(TEXT BLOCK)

A genetic risk score for prostate cancer was derived using the 269 known risk variants reported in a recent trans-ancestry genome-wide meta-analysis; the included variants are described in Conti et al (2021)11. Weighting for each single nucleotide polymorphism (SNP) was given by the log of the European odds ratio from Supplementary Table 4. These weights were used over the UK Biobank weights to avoid issues with overfitting. The GRS was calculated for each UK Biobank participant using the sum of the weights multiplied by the participant’s genotype.
Body mass index (BMI) was defined using UK Biobank’s Data-Field 21001 and reported as mean kg/m2, ± standard deviation. Smoking status (ever or never) was defined using Data-Field 1239. Family history of prostate cancer was defined using self-report data (Data-Field 20111). These were measured at baseline UKBB recruitment.
Only a small proportion of the cohort had a PSA test result on record, and these were abnormal; the AUC for PSA alone was >0.9 which is unrealistic compared to the literature and likely to be the result of ascertainment bias9. As PSA is part of the current diagnostic pathway to determine if a patient is investigated for prostate cancer, it has a direct causal effect on whether an individual will be diagnosed with prostate cancer independently of the test’s ability to predict that outcome. Any model of PSA and GRS in an observational study like UK Biobank will be significantly biased towards PSA; patients with a negative PSA test are not followed up and therefore unlikely to be diagnosed with prostate cancer, even if it exists. Therefore, this study compared the performance of a prostate cancer GRS to published reports of PSA diagnostic accuracy.
Statistical Methods
All analysis was conducted using R 4.0.3 “Bunny-Wunnies Freak Out”. The cohort characteristics were described and tests for associations performed with baseline variables: index age, family history, smoking status and BMI. The association between the GRS and a prostate cancer diagnosis within two years of symptoms was evaluated in a simple logistic regression model.
An integrated risk model was developed by including all permutations of predictor variables that reached nominal significance (p<0.05) plus symptoms in addition to the GRS to test if predictive power was enhanced in any combination. As some participants had multiple symptoms recorded at the index date, symptom profile could not be considered a categorical variable, and was modelled by treating each symptom as its own binary variable. Receiver operating characteristic (ROC) area under the curve (AUC) was estimated with 95% confidence intervals (CIs) for each possible integrated risk model to measure overall diagnostic performance. Diagnostic performance was estimated for incidence thresholds of 1, 2, 3, 4, and 5%; 3% is the current NICE threshold for investigation in guidance NG128, although a drop to 2% is under consideration24. Patients have reported that they would prefer to be investigated at risk thresholds as low as 1%25. The study was reported in line with the Genetic Risk Prediction Studies (GRIPS) guidelines26.

(End TEXT BLOCK)

WORK TASK:
Decide whether each statement agrees with the text on the prostate cancer genetic risk score: (a) the SNP weights came from UK Biobank; (b) smoking status was recorded as ever or never; (c) the current NICE threshold for investigation is 3%. Answer yes or no for each, quoting the words of the text that decide it. The material that follows is not needed for this exercise.

(MATERIAL SUPPLIED)

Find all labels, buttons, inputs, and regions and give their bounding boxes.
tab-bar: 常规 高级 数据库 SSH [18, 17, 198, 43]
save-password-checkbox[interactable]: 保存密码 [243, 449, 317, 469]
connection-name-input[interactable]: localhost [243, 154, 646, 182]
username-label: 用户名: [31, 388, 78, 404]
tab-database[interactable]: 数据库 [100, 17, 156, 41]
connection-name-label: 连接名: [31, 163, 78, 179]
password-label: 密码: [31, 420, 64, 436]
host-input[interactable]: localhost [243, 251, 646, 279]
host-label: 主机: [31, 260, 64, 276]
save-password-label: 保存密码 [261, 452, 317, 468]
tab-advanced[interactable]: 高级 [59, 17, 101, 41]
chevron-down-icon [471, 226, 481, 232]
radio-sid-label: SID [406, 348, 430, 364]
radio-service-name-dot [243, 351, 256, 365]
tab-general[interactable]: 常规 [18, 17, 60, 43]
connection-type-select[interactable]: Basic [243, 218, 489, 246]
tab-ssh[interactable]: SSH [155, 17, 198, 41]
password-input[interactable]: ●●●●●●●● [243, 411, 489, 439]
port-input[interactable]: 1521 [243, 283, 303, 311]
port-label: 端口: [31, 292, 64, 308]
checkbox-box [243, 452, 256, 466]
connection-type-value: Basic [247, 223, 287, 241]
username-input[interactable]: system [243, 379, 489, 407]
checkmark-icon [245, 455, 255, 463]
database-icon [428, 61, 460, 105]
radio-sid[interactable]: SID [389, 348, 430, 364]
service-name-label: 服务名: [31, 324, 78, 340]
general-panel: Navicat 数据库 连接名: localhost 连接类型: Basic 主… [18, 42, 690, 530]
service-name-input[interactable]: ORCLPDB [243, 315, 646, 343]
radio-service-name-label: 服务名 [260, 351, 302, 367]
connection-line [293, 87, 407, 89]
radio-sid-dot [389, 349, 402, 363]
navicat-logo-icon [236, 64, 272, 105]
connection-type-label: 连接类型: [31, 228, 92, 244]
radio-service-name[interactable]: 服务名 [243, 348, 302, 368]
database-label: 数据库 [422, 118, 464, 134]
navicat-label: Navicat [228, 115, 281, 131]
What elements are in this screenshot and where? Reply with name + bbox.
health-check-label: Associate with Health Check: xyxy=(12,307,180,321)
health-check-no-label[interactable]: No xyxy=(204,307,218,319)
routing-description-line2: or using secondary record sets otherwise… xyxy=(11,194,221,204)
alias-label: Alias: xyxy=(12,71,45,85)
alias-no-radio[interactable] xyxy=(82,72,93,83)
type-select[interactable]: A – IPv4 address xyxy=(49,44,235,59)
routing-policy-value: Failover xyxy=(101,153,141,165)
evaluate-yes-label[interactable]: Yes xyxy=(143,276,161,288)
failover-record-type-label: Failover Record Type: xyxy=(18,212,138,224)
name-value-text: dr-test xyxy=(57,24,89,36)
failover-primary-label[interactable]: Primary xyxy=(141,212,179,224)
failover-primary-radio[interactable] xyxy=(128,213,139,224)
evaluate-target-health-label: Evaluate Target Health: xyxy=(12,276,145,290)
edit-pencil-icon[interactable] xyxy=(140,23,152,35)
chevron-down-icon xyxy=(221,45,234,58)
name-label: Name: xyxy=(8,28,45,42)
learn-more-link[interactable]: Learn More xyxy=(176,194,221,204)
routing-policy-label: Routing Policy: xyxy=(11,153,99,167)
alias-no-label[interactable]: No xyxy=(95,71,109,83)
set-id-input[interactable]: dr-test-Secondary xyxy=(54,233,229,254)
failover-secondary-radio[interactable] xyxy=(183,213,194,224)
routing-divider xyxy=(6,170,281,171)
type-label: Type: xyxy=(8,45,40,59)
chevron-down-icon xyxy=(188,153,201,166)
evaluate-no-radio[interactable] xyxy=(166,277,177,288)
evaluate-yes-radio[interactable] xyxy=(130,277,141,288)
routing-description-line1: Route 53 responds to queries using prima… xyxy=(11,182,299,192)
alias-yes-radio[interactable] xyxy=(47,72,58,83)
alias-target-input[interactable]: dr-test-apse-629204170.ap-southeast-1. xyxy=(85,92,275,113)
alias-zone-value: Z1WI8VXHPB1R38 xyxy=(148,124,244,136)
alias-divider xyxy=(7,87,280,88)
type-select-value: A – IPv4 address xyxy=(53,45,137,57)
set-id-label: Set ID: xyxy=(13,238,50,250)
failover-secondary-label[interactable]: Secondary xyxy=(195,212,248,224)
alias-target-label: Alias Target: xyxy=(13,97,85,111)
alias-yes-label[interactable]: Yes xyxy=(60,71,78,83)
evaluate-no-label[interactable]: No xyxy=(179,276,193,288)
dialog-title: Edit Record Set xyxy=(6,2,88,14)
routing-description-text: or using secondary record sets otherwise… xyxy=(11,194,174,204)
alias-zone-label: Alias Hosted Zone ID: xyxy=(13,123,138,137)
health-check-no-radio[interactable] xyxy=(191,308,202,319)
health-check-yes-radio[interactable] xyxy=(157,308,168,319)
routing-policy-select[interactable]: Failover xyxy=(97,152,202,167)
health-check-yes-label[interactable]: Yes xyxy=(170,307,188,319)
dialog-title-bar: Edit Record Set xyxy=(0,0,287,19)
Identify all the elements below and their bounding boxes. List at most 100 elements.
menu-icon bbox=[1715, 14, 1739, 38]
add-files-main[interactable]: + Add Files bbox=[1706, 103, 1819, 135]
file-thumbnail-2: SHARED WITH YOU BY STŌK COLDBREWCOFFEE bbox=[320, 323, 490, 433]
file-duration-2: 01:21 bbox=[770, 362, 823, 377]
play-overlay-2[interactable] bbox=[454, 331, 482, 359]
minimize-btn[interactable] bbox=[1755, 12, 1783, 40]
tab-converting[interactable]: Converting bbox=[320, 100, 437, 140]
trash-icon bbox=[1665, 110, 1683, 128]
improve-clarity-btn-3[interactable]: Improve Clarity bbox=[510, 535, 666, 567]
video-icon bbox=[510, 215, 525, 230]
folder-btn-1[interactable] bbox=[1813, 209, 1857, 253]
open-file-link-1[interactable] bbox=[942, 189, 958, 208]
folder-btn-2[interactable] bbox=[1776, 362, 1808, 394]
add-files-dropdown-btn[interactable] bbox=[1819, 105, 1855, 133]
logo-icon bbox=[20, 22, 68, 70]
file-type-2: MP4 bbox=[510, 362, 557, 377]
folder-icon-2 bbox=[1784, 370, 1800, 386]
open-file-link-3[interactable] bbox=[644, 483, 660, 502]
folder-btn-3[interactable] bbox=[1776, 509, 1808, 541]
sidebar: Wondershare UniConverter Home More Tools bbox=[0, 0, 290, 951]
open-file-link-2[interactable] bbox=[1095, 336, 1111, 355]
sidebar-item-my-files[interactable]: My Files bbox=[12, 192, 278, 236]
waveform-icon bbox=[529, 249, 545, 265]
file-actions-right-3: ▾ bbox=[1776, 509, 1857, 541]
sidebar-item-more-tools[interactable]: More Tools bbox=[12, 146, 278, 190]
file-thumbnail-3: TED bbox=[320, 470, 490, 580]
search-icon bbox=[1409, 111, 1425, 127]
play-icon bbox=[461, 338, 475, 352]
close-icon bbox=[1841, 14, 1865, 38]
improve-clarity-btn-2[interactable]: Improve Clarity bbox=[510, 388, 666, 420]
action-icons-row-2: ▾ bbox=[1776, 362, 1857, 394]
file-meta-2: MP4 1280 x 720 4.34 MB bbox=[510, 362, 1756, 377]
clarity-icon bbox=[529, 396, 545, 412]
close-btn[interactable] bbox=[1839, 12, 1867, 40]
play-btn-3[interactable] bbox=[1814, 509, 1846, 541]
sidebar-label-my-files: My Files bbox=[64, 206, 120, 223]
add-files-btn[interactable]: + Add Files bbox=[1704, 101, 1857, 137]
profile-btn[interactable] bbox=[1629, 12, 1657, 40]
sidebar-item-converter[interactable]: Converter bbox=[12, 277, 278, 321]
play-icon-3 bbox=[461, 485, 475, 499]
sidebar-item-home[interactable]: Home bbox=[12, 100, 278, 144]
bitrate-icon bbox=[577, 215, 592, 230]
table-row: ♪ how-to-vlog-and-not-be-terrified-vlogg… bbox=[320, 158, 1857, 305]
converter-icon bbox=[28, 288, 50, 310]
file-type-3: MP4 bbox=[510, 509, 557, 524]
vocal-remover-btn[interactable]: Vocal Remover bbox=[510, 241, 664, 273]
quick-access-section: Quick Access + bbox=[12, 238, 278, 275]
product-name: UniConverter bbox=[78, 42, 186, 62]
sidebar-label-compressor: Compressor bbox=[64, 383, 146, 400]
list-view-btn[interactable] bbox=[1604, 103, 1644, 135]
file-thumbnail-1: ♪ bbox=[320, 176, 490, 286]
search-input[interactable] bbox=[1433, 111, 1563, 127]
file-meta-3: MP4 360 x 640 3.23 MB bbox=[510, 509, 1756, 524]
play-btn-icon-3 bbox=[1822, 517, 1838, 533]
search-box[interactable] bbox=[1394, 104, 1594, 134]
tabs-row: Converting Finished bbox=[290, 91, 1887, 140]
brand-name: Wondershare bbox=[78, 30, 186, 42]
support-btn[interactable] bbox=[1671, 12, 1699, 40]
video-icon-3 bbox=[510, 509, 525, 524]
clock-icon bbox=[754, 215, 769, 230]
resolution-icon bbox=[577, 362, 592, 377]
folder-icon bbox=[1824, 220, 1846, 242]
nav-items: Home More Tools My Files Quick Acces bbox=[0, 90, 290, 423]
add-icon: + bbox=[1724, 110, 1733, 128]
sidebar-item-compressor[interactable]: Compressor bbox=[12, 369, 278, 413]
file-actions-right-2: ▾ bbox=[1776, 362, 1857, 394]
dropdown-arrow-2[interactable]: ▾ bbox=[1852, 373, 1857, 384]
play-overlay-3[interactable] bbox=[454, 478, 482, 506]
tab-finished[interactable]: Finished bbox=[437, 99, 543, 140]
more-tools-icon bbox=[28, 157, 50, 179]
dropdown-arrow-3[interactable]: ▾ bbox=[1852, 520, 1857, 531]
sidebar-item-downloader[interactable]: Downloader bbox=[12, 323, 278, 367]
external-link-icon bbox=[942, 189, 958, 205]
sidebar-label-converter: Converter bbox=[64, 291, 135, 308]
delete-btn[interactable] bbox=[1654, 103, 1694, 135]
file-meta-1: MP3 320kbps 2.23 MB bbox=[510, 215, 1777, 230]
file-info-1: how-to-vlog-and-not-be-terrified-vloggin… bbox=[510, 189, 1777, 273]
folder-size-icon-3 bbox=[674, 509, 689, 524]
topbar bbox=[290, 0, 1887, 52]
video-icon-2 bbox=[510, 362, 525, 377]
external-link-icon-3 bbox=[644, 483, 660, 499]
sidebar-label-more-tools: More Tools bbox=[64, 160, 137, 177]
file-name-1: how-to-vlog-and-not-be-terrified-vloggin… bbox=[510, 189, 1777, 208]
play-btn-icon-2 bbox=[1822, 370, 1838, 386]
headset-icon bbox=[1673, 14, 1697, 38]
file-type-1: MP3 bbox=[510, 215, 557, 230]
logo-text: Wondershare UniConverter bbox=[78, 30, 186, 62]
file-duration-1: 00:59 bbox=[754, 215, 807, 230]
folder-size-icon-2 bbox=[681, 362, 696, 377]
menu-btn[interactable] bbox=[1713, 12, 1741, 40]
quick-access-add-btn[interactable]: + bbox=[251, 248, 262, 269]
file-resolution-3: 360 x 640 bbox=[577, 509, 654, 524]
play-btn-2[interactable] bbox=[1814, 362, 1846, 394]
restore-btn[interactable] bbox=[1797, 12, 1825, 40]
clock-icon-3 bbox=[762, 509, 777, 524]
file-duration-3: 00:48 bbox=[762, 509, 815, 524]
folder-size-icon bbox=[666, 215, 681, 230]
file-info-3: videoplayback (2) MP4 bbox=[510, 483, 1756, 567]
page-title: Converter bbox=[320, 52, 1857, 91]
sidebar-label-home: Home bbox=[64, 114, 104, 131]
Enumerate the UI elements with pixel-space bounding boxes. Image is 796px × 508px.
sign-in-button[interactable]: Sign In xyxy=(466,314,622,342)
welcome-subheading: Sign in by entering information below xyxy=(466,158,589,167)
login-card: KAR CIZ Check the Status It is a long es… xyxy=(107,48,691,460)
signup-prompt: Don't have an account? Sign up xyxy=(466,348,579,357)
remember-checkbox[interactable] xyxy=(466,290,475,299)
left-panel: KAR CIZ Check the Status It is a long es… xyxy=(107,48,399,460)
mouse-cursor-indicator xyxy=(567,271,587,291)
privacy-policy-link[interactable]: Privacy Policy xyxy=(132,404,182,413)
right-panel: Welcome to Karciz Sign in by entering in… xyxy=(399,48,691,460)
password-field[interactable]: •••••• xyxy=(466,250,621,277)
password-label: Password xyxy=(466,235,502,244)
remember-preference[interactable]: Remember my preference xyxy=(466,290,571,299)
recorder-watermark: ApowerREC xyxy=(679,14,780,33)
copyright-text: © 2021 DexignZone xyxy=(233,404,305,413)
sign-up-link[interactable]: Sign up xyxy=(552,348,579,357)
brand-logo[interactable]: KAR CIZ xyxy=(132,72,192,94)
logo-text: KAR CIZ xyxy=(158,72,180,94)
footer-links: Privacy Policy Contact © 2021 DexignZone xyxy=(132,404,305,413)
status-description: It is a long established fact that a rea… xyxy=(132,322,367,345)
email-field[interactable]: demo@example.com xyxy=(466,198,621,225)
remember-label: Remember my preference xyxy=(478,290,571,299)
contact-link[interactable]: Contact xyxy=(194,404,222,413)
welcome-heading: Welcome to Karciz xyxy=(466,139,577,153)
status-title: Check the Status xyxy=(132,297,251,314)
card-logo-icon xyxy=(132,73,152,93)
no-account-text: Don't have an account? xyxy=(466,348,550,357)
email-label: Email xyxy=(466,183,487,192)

(End MATERIAL SUPPLIED)

ANSWER TO THIS EXERCISE:
(a) No: "These weights were used over the UK Biobank weights to avoid issues with overfitting."
(b) Yes: "Smoking status (ever or never) was defined using Data-Field 1239."
(c) Yes: "3% is the current NICE threshold for investigation in guidance NG128"